## EXTRACT PROVIDED
++++++
It’s early December and my mind is bursting with inspiration, gratitude, and hope. I’ve just emerged from a month-long energy slump and am chomping at the bit to play catch-up. The final month of the year, at least in recent years, has been fraught with tension. Seven years ago this month, my cousin passed away; last year, my boyfriend spent the weeks leading up to Christmas quarantined and alone, suffering a severe case of Covid. Contrariwise, December is a month for family, festivities, and setting goals for the coming year. It’s a time of great joy, stained with little drips of sadness-tinged anxiety. The playful innocence of childhood Christmases has long since passed, and yet I’m still here holding tight to my dreams for the future.
Motivational speaker Les Brown said, “Live full, die empty.” I have been asking myself: What do I want for my future self? What do I want more of in my life? What do I want to let go of? If I develop a handful of new skills each year, who will I be 5, 10, or 50 years from now?
Sometimes the tensions between hope and failure get me down. But Jim Rohn once said, “Don’t wish it was easier, wish you were better.” The seven years have been tremendously challenging for me. Three months after my cousin passed away, I developed a severe repository infection, which triggered a cascade of autoimmune conditions. I was living, unknowingly, in a mold-ridden home which triggered a secondary set of inflammatory symptoms. Frankly, it’s been hell. But, and this is a big but, I’ve grown through it.
The adversity of disease and the continual seeking of relief forced me to take better care of myself. At age 24 I was forcibly converted from a person that worked 60+ hours a week; cooked two healthy meals a day; rotated through yoga, weight-lifting, and high-intensity cardio; saw friends and family on a weekly basis; volunteered at several venues; and maintained several hobbies. I was a high achiever with no brakes. And I paid dearly for that.
++++++
## PROBLEMS AND TASKS
[1] List every question the writer of the December reflection asks about the future.
[2] Copy everything in the December reflection from "Motivational speaker Les" down to "grown through it.".

## INFORMATION PROVIDED
++++++
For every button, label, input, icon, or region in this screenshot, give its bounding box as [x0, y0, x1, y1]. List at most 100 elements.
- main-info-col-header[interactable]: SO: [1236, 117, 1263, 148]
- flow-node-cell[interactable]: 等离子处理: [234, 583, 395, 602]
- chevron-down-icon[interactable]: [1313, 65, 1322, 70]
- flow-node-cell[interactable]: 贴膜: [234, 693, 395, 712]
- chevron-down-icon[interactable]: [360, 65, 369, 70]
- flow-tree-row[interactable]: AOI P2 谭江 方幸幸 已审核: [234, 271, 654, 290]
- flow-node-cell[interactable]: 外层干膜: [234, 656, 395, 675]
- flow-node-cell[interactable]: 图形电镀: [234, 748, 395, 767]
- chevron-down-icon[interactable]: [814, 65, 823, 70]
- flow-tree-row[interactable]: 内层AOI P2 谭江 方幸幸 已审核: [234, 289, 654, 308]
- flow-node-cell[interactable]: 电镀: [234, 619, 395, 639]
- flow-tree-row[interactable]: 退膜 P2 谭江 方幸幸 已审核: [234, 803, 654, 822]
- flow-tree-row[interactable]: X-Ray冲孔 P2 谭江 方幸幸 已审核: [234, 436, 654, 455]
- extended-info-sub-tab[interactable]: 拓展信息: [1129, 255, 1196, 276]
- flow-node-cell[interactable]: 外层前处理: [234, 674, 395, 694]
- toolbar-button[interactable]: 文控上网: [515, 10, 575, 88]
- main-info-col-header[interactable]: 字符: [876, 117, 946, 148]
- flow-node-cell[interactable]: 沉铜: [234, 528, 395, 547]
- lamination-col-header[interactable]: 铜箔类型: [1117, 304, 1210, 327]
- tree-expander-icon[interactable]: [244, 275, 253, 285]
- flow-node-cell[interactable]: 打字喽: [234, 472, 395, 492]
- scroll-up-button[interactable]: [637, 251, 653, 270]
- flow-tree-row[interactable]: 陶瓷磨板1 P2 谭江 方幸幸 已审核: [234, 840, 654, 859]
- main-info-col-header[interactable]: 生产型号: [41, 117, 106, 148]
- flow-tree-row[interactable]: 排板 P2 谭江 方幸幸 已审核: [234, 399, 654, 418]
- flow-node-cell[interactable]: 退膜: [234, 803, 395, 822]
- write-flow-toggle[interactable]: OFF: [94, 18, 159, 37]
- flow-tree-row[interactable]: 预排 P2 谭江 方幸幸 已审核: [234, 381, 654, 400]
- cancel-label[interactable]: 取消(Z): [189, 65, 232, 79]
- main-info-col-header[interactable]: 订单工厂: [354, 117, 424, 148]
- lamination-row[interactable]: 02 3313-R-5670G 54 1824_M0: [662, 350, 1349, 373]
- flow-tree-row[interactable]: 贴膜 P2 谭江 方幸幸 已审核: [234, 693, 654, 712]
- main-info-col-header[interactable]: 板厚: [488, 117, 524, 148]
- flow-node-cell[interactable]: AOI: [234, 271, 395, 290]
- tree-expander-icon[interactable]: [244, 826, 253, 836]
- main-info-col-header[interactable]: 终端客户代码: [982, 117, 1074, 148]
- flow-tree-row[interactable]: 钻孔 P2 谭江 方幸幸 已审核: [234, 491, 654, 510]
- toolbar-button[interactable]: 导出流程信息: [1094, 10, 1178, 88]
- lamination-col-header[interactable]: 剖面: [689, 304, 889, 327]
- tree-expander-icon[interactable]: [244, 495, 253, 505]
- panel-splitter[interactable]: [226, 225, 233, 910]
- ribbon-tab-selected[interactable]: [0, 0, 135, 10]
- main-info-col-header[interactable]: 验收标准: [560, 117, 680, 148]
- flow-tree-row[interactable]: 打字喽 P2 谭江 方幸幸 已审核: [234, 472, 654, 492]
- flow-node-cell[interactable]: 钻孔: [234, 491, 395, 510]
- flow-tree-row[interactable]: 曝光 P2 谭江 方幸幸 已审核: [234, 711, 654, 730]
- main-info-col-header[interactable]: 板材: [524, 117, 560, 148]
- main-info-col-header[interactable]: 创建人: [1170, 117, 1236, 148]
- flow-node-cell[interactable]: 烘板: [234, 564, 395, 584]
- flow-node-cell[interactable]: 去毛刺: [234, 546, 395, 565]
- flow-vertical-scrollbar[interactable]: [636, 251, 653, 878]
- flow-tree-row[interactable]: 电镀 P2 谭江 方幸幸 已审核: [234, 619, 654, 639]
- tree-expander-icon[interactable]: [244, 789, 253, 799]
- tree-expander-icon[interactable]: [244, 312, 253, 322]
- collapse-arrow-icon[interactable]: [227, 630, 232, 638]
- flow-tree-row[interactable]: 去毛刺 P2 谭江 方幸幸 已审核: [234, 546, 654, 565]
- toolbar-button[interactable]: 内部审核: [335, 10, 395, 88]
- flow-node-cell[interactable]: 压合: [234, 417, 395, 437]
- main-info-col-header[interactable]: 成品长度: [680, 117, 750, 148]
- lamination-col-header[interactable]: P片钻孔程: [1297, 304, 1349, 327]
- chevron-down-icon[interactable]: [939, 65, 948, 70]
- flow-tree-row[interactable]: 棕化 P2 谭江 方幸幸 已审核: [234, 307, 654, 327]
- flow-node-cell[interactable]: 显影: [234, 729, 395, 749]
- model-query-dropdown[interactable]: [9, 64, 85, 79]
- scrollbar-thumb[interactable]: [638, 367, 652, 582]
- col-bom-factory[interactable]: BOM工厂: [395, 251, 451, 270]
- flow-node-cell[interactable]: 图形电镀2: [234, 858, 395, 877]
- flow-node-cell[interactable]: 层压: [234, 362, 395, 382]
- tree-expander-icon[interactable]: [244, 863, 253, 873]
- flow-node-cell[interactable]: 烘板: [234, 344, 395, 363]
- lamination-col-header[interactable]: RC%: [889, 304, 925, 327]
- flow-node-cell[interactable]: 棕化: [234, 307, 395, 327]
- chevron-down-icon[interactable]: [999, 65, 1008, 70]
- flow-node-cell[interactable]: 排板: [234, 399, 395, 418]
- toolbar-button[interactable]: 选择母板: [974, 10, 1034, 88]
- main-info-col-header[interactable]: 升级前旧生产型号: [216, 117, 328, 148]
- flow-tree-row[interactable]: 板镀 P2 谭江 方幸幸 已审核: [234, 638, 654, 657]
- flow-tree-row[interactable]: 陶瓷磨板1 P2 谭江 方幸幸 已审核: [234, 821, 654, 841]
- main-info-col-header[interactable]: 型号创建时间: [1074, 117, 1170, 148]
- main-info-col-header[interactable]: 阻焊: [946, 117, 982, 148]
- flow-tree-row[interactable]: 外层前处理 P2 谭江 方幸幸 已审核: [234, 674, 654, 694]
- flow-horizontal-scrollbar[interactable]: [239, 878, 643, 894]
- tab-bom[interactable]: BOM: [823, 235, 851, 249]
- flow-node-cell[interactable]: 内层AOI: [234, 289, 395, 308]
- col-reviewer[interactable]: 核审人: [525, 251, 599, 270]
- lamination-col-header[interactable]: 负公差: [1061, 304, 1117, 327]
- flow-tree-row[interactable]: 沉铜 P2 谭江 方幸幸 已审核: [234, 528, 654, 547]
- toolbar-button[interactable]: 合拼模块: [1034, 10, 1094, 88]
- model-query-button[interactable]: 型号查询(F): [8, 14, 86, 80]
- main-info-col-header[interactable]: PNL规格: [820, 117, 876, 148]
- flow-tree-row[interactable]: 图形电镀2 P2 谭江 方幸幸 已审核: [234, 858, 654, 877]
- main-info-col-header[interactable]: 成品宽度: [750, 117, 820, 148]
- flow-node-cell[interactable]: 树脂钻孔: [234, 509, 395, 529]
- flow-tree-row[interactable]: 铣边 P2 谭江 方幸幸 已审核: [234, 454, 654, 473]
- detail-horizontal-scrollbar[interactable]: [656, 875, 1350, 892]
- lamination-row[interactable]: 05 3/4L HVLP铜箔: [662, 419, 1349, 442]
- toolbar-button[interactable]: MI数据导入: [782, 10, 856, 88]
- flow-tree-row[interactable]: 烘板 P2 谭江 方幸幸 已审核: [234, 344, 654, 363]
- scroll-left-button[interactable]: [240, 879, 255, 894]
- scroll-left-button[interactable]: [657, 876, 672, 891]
++++++
## TASK RESPONSES
[1]
- What do I want for my future self?
- What do I want more of in my life?
- What do I want to let go of?
- If I develop a handful of new skills each year, who will I be 5, 10, or 50 years from now?

[2]
Motivational speaker Les Brown said, “Live full, die empty.” I have been asking myself: What do I want for my future self? What do I want more of in my life? What do I want to let go of? If I develop a handful of new skills each year, who will I be 5, 10, or 50 years from now?
Sometimes the tensions between hope and failure get me down. But Jim Rohn once said, “Don’t wish it was easier, wish you were better.” The seven years have been tremendously challenging for me. Three months after my cousin passed away, I developed a severe repository infection, which triggered a cascade of autoimmune conditions. I was living, unknowingly, in a mold-ridden home which triggered a secondary set of inflammatory symptoms. Frankly, it’s been hell. But, and this is a big but, I’ve grown through it.